* **What is required**: Scan the lines below for the string "Djerba" and copy every one that has it.
-- start Provided records --
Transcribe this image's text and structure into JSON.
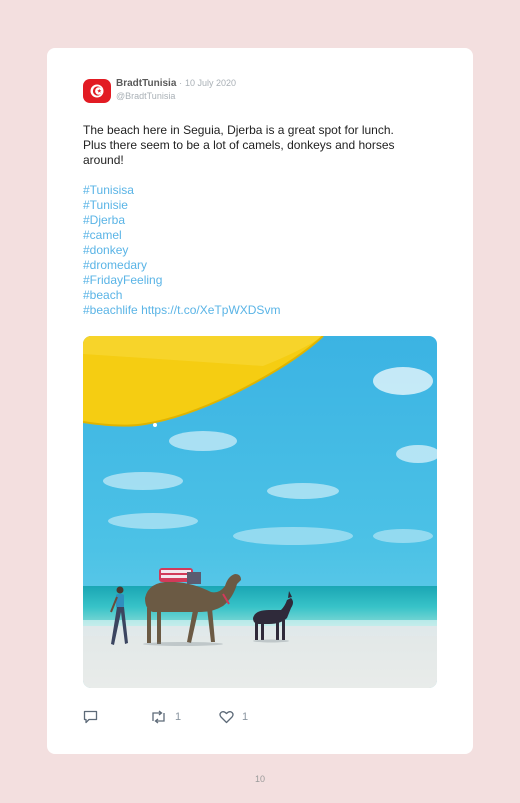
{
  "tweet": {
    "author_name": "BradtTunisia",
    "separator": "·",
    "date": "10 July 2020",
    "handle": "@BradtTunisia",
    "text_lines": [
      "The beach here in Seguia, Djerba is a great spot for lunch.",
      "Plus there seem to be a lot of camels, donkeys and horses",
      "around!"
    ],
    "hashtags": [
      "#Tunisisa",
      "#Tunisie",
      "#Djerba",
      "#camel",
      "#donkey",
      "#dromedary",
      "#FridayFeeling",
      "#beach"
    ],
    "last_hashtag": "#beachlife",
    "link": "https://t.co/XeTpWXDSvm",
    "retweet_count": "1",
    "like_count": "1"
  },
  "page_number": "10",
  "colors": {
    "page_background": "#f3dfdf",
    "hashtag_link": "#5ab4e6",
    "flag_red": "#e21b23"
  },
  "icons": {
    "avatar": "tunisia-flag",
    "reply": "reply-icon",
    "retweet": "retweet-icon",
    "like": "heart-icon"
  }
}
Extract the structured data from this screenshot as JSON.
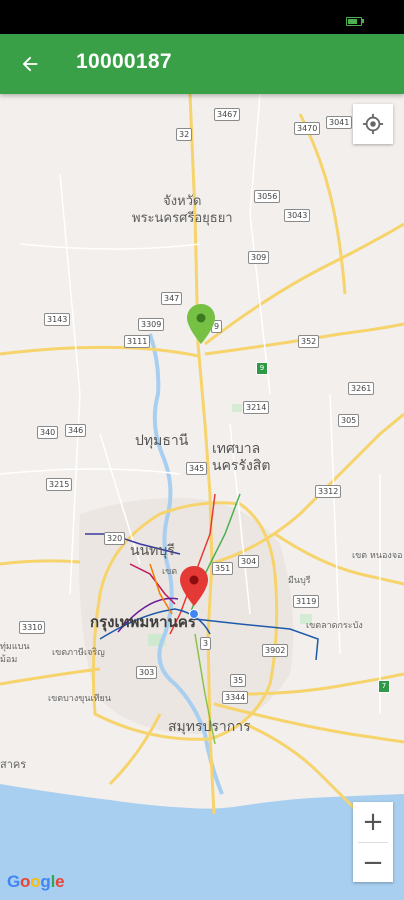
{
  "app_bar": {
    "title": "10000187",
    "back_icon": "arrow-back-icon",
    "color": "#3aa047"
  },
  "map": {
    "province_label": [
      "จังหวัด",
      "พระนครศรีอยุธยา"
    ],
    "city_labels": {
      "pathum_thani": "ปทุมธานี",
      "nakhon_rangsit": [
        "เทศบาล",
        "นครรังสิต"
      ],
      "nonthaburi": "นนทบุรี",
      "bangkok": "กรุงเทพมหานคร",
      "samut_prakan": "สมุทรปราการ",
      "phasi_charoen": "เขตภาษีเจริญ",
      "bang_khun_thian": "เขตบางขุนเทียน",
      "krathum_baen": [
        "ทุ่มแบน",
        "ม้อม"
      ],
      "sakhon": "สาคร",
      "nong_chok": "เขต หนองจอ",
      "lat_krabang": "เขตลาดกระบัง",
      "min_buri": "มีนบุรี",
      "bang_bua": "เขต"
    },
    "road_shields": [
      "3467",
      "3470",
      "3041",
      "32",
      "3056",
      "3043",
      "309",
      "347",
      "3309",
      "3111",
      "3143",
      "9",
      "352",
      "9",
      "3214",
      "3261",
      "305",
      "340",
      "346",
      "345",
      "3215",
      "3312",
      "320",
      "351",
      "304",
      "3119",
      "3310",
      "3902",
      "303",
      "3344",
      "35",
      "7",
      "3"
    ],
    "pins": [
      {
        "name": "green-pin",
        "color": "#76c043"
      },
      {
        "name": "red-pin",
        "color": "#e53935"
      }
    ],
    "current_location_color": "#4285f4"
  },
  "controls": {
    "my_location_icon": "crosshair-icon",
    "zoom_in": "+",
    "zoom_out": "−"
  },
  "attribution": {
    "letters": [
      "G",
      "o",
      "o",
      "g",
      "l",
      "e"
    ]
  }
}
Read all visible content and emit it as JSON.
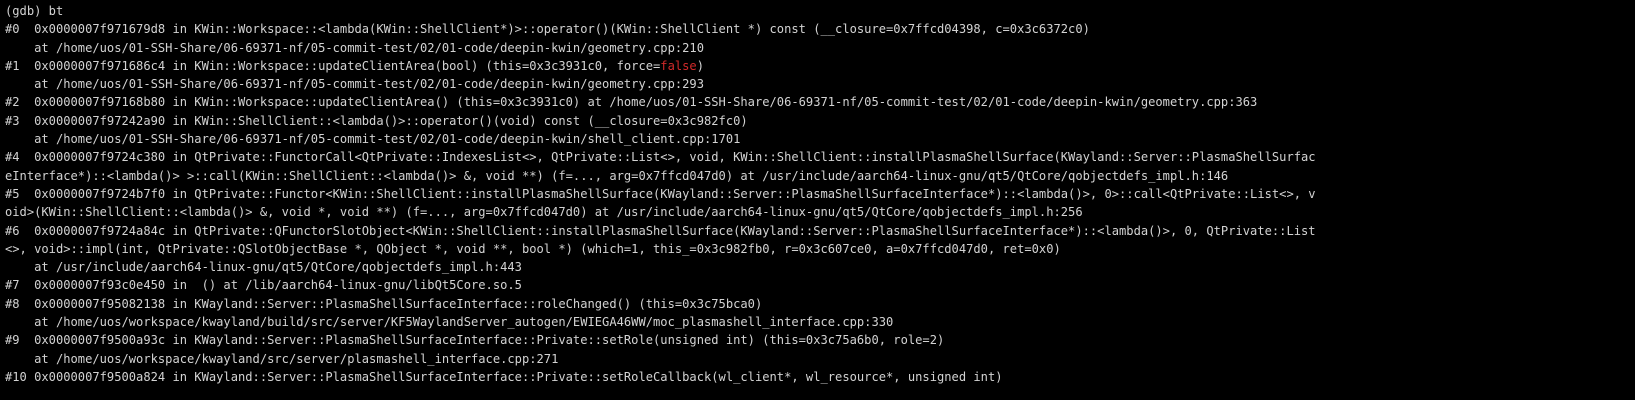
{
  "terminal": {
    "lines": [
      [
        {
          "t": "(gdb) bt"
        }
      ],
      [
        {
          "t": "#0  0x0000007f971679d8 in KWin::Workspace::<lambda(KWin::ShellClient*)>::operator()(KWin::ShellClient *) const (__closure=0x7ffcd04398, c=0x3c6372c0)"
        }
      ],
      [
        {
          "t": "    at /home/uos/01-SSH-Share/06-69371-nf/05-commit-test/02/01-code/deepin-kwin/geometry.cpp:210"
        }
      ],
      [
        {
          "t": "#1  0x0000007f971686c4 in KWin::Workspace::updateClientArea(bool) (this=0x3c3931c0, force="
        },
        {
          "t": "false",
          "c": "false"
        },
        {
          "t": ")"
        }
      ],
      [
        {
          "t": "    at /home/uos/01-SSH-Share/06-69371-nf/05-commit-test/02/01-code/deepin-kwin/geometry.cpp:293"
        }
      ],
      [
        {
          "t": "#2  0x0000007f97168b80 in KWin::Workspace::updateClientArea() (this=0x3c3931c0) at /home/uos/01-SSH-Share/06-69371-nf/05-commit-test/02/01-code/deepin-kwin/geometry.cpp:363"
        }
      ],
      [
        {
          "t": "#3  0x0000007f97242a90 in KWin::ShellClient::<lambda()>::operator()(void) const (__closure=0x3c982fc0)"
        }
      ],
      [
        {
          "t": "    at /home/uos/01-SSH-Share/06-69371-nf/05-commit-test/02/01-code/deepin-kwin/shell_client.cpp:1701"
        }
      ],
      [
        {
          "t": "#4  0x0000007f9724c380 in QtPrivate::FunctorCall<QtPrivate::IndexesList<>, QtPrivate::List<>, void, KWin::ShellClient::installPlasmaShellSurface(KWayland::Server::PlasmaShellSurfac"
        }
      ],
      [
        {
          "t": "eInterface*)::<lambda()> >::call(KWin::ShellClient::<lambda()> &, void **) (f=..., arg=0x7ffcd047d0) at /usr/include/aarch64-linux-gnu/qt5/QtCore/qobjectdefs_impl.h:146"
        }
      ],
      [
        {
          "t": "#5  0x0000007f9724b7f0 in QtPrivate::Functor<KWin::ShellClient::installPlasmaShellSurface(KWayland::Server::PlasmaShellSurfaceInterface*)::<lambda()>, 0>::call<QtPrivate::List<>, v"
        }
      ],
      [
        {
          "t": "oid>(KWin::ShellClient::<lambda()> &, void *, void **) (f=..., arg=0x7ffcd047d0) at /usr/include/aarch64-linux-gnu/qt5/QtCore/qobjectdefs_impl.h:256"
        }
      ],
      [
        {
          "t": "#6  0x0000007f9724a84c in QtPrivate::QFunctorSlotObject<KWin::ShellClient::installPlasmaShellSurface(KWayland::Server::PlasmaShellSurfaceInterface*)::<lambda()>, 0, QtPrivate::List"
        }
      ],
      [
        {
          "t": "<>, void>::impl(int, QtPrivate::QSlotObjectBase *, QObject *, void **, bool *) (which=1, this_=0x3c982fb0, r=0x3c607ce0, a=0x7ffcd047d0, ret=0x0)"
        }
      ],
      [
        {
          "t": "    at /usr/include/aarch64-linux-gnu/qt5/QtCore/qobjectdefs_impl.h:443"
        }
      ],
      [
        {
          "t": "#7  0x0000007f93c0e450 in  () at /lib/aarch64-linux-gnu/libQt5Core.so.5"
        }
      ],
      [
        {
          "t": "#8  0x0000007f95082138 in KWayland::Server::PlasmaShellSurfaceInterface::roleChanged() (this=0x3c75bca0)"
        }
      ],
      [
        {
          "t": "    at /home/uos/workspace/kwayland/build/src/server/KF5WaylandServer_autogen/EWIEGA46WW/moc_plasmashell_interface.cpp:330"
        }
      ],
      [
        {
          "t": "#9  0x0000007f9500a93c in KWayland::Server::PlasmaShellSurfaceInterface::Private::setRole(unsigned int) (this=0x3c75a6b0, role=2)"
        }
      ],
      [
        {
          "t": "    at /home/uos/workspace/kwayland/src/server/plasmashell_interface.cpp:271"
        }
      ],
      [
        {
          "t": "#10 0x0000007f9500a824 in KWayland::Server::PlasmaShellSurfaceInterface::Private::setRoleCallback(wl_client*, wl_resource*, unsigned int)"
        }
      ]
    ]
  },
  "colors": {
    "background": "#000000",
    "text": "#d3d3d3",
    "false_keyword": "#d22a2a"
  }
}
-- end Provided records --
* **Answer for this exercise**:
      "The beach here in Seguia, Djerba is a great spot for lunch.",
      "#Djerba",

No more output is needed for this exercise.